**Supplied records**
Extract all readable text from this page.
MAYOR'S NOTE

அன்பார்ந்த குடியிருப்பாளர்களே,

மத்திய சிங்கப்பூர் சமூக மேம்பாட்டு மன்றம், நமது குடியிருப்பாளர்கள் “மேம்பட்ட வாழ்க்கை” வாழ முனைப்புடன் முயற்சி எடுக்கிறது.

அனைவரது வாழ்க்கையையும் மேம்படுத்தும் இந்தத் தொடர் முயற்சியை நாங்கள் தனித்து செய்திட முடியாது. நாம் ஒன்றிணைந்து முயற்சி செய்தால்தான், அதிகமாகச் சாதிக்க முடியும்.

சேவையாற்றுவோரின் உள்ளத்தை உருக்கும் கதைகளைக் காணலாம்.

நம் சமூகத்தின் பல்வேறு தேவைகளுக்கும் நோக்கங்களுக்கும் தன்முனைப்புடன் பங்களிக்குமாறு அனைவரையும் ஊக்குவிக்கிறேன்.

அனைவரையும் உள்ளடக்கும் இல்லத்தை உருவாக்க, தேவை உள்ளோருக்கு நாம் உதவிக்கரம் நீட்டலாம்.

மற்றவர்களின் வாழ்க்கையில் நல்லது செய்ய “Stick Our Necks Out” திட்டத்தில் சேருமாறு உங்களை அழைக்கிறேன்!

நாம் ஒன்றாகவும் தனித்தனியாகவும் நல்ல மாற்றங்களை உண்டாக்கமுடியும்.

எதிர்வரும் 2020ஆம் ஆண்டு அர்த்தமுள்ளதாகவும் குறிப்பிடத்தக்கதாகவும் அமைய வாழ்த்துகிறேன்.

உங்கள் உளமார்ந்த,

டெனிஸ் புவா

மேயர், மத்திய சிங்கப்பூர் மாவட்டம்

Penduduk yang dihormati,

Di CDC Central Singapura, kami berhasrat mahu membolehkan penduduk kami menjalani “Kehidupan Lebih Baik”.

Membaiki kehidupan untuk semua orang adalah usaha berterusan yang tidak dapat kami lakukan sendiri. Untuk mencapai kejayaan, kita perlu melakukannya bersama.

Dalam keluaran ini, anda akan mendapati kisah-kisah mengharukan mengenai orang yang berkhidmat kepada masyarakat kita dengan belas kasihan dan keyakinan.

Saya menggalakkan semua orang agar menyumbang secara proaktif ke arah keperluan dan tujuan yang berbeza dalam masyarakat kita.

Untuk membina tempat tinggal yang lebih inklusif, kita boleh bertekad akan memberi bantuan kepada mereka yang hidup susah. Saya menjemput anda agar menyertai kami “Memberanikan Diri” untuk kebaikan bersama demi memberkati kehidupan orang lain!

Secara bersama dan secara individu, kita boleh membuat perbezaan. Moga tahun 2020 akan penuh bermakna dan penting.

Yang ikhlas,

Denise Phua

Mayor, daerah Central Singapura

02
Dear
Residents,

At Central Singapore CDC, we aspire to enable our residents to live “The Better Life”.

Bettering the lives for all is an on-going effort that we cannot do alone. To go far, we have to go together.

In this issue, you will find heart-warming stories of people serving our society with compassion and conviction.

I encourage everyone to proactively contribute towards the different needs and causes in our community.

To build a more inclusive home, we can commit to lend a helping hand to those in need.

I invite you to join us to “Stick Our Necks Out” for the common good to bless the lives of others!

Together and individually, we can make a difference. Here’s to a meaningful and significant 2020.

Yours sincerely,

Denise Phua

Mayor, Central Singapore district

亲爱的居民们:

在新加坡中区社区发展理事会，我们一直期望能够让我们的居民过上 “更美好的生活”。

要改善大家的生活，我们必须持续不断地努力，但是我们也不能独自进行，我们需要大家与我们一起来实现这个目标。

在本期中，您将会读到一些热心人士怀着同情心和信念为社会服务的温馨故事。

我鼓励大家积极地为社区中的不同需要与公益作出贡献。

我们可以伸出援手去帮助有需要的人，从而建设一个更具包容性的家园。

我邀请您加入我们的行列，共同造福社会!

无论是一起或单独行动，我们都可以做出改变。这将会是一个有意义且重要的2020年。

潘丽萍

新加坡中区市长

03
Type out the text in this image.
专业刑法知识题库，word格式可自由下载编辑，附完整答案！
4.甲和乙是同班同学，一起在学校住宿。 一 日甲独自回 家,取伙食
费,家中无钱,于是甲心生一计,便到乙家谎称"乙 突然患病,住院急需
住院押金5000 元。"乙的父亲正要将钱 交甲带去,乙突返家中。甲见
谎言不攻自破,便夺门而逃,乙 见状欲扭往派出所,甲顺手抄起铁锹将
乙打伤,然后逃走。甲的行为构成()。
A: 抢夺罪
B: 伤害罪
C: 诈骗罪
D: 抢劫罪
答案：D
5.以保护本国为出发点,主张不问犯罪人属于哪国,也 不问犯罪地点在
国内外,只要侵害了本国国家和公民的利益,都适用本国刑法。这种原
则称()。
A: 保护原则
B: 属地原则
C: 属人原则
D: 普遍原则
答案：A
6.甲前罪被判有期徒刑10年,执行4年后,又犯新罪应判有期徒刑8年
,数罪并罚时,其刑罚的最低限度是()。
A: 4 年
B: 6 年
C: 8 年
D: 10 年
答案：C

**What this task involves**
Transcribe all of the lines in the records precisely.

**The completed task**
Extract all readable text from this page.
MAYOR'S NOTE

அன்பார்ந்த குடியிருப்பாளர்களே,

மத்திய சிங்கப்பூர் சமூக மேம்பாட்டு மன்றம், நமது குடியிருப்பாளர்கள் “மேம்பட்ட வாழ்க்கை” வாழ முனைப்புடன் முயற்சி எடுக்கிறது.

அனைவரது வாழ்க்கையையும் மேம்படுத்தும் இந்தத் தொடர் முயற்சியை நாங்கள் தனித்து செய்திட முடியாது. நாம் ஒன்றிணைந்து முயற்சி செய்தால்தான், அதிகமாகச் சாதிக்க முடியும்.

சேவையாற்றுவோரின் உள்ளத்தை உருக்கும் கதைகளைக் காணலாம்.

நம் சமூகத்தின் பல்வேறு தேவைகளுக்கும் நோக்கங்களுக்கும் தன்முனைப்புடன் பங்களிக்குமாறு அனைவரையும் ஊக்குவிக்கிறேன்.

அனைவரையும் உள்ளடக்கும் இல்லத்தை உருவாக்க, தேவை உள்ளோருக்கு நாம் உதவிக்கரம் நீட்டலாம்.

மற்றவர்களின் வாழ்க்கையில் நல்லது செய்ய “Stick Our Necks Out” திட்டத்தில் சேருமாறு உங்களை அழைக்கிறேன்!

நாம் ஒன்றாகவும் தனித்தனியாகவும் நல்ல மாற்றங்களை உண்டாக்கமுடியும்.

எதிர்வரும் 2020ஆம் ஆண்டு அர்த்தமுள்ளதாகவும் குறிப்பிடத்தக்கதாகவும் அமைய வாழ்த்துகிறேன்.

உங்கள் உளமார்ந்த,

டெனிஸ் புவா

மேயர், மத்திய சிங்கப்பூர் மாவட்டம்

Penduduk yang dihormati,

Di CDC Central Singapura, kami berhasrat mahu membolehkan penduduk kami menjalani “Kehidupan Lebih Baik”.

Membaiki kehidupan untuk semua orang adalah usaha berterusan yang tidak dapat kami lakukan sendiri. Untuk mencapai kejayaan, kita perlu melakukannya bersama.

Dalam keluaran ini, anda akan mendapati kisah-kisah mengharukan mengenai orang yang berkhidmat kepada masyarakat kita dengan belas kasihan dan keyakinan.

Saya menggalakkan semua orang agar menyumbang secara proaktif ke arah keperluan dan tujuan yang berbeza dalam masyarakat kita.

Untuk membina tempat tinggal yang lebih inklusif, kita boleh bertekad akan memberi bantuan kepada mereka yang hidup susah. Saya menjemput anda agar menyertai kami “Memberanikan Diri” untuk kebaikan bersama demi memberkati kehidupan orang lain!

Secara bersama dan secara individu, kita boleh membuat perbezaan. Moga tahun 2020 akan penuh bermakna dan penting.

Yang ikhlas,

Denise Phua

Mayor, daerah Central Singapura

02
Dear
Residents,

At Central Singapore CDC, we aspire to enable our residents to live “The Better Life”.

Bettering the lives for all is an on-going effort that we cannot do alone. To go far, we have to go together.

In this issue, you will find heart-warming stories of people serving our society with compassion and conviction.

I encourage everyone to proactively contribute towards the different needs and causes in our community.

To build a more inclusive home, we can commit to lend a helping hand to those in need.

I invite you to join us to “Stick Our Necks Out” for the common good to bless the lives of others!

Together and individually, we can make a difference. Here’s to a meaningful and significant 2020.

Yours sincerely,

Denise Phua

Mayor, Central Singapore district

亲爱的居民们:

在新加坡中区社区发展理事会，我们一直期望能够让我们的居民过上 “更美好的生活”。

要改善大家的生活，我们必须持续不断地努力，但是我们也不能独自进行，我们需要大家与我们一起来实现这个目标。

在本期中，您将会读到一些热心人士怀着同情心和信念为社会服务的温馨故事。

我鼓励大家积极地为社区中的不同需要与公益作出贡献。

我们可以伸出援手去帮助有需要的人，从而建设一个更具包容性的家园。

我邀请您加入我们的行列，共同造福社会!

无论是一起或单独行动，我们都可以做出改变。这将会是一个有意义且重要的2020年。

潘丽萍

新加坡中区市长

03
Type out the text in this image.
专业刑法知识题库，word格式可自由下载编辑，附完整答案！
4.甲和乙是同班同学，一起在学校住宿。 一 日甲独自回 家,取伙食
费,家中无钱,于是甲心生一计,便到乙家谎称"乙 突然患病,住院急需
住院押金5000 元。"乙的父亲正要将钱 交甲带去,乙突返家中。甲见
谎言不攻自破,便夺门而逃,乙 见状欲扭往派出所,甲顺手抄起铁锹将
乙打伤,然后逃走。甲的行为构成()。
A: 抢夺罪
B: 伤害罪
C: 诈骗罪
D: 抢劫罪
答案：D
5.以保护本国为出发点,主张不问犯罪人属于哪国,也 不问犯罪地点在
国内外,只要侵害了本国国家和公民的利益,都适用本国刑法。这种原
则称()。
A: 保护原则
B: 属地原则
C: 属人原则
D: 普遍原则
答案：A
6.甲前罪被判有期徒刑10年,执行4年后,又犯新罪应判有期徒刑8年
,数罪并罚时,其刑罚的最低限度是()。
A: 4 年
B: 6 年
C: 8 年
D: 10 年
答案：C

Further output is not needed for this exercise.